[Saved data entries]
>> Begin

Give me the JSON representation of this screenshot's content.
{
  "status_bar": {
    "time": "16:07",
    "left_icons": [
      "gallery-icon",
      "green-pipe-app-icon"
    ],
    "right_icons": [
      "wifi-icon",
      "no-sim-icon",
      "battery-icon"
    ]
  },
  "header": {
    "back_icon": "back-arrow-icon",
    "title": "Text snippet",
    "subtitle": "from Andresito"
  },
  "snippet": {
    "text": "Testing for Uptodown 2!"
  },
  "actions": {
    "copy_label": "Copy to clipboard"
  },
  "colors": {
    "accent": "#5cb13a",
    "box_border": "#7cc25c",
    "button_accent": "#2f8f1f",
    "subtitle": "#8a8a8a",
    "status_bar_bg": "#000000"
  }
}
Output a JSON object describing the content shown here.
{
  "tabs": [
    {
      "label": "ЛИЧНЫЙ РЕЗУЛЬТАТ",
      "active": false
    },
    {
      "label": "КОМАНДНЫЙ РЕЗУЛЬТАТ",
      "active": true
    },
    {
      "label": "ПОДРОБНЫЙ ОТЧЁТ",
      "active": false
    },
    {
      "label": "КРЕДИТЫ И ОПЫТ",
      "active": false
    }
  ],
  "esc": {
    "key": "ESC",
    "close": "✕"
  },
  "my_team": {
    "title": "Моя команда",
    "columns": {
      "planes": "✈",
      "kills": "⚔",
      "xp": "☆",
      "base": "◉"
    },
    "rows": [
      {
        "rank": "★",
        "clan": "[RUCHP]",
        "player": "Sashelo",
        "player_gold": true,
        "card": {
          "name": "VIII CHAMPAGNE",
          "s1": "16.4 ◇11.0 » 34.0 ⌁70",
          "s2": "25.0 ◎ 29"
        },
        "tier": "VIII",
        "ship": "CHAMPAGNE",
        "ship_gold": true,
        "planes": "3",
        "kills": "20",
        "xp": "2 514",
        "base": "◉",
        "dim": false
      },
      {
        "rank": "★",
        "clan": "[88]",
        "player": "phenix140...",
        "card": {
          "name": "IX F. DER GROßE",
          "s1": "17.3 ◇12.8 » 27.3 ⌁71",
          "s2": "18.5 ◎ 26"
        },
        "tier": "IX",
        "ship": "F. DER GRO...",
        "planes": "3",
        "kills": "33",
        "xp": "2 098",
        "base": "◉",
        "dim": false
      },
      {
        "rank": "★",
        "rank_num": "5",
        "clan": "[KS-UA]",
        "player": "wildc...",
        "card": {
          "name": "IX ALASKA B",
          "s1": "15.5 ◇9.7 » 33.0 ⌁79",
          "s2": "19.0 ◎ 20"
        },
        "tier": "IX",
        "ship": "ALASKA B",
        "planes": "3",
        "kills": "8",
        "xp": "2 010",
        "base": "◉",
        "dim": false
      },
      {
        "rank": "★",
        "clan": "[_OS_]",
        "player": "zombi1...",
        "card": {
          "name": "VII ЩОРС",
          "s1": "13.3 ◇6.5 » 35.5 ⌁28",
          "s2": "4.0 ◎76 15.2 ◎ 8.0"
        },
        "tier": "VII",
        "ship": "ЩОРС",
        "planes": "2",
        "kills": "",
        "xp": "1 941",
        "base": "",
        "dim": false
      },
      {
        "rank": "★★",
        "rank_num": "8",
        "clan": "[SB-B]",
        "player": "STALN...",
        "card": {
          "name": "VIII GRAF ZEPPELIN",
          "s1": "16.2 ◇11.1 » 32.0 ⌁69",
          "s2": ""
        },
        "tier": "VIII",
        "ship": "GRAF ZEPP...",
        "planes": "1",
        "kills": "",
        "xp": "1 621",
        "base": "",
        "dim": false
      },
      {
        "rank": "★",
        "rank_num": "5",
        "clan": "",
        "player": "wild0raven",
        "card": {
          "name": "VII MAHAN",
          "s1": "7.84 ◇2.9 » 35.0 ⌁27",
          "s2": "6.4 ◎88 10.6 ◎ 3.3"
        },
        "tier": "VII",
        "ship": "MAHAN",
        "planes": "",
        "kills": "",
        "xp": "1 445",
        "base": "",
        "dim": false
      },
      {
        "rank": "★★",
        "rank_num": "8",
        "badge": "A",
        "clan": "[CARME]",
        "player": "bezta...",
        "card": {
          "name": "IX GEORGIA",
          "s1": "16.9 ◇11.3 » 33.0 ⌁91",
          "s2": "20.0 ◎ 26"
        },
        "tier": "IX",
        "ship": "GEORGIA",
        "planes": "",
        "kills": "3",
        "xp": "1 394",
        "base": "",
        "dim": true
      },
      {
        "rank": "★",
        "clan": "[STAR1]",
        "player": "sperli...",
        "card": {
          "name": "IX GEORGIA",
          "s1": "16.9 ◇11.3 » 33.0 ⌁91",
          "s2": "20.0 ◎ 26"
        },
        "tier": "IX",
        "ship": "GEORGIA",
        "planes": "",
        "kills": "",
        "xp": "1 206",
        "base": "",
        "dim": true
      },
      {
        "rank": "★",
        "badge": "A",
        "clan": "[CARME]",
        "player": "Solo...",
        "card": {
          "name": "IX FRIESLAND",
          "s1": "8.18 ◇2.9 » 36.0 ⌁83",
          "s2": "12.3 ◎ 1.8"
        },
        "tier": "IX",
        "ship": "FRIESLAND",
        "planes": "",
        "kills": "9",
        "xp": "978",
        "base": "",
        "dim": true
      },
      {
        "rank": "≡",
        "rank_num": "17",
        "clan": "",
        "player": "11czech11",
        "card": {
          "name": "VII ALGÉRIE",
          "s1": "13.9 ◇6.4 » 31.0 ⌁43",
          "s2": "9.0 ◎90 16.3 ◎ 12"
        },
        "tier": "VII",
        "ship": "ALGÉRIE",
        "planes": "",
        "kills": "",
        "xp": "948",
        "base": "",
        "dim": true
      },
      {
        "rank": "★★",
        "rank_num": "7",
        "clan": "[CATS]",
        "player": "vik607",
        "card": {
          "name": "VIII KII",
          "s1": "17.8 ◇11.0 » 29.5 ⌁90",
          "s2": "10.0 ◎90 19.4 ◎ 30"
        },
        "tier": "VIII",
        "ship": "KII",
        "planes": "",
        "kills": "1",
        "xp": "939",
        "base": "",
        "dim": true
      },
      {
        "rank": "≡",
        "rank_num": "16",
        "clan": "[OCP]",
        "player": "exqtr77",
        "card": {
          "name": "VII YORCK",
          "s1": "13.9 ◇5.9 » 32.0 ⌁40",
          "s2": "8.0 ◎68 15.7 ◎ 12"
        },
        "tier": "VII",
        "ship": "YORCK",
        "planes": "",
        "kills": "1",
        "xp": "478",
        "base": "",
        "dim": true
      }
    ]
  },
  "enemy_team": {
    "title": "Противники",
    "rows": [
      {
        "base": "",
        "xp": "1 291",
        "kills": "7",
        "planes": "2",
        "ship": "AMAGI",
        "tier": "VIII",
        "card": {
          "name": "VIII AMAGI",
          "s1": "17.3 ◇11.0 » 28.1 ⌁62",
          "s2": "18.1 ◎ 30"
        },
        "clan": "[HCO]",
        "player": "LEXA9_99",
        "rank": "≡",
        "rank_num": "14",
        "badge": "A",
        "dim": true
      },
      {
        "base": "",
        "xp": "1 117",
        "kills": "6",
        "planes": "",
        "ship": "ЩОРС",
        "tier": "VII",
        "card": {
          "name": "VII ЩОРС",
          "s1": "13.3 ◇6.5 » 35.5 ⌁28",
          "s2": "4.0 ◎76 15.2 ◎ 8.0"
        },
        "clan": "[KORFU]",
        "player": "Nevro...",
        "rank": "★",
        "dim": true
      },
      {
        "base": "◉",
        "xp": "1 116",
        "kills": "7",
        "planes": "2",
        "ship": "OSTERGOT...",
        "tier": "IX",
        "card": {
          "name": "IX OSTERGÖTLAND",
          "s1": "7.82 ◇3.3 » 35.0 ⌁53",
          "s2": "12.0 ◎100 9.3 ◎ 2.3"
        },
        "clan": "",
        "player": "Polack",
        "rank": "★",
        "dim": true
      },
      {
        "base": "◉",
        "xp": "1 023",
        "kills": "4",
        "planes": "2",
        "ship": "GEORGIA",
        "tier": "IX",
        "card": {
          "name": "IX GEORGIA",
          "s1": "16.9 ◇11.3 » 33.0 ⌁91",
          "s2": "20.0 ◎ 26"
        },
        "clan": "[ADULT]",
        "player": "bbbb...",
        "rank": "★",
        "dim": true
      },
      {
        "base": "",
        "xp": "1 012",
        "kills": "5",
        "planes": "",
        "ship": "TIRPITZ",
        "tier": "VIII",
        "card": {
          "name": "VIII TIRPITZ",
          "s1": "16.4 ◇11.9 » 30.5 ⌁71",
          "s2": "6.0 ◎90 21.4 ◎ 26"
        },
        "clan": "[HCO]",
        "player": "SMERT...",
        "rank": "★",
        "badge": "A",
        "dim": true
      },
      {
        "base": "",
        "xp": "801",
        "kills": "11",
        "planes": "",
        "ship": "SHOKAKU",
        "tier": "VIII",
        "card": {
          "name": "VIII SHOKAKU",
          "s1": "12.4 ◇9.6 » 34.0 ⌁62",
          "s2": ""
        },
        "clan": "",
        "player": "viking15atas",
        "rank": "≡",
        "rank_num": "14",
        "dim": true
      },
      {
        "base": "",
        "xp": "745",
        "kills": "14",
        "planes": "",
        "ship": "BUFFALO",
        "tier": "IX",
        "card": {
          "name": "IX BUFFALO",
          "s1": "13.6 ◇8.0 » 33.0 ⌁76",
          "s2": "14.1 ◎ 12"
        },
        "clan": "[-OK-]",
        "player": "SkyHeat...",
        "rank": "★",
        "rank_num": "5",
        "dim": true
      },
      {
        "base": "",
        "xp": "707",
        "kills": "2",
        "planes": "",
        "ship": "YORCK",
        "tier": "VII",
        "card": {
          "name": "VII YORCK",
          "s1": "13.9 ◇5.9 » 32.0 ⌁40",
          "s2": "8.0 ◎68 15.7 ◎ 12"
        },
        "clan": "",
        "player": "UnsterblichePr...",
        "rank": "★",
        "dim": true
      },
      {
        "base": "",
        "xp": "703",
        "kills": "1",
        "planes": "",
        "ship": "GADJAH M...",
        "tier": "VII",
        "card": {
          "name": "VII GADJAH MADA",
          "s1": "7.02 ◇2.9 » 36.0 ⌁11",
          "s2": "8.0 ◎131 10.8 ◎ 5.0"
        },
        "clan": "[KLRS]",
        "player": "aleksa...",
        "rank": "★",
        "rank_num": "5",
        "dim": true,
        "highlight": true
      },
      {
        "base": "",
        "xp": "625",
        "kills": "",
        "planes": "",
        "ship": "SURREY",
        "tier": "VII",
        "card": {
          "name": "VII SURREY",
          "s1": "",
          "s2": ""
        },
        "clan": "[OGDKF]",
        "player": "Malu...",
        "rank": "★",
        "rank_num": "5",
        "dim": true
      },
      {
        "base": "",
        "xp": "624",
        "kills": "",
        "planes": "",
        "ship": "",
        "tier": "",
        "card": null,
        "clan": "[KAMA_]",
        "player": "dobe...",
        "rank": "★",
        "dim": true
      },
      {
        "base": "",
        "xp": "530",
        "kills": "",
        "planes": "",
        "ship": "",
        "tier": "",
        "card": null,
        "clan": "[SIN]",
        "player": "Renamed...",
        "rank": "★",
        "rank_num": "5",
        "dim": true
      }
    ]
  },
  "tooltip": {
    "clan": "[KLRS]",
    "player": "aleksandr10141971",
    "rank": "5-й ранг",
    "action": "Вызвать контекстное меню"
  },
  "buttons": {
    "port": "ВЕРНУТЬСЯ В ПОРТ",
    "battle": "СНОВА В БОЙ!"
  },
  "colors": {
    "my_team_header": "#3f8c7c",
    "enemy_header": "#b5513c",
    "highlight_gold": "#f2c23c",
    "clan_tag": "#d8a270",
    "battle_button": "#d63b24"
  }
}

>> End

* [Problem]:
Only lines holding the string "GRAF" are wanted; gather each one from the entries above.

* [Finished answer]:
          "name": "VIII GRAF ZEPPELIN",
        "ship": "GRAF ZEPP...",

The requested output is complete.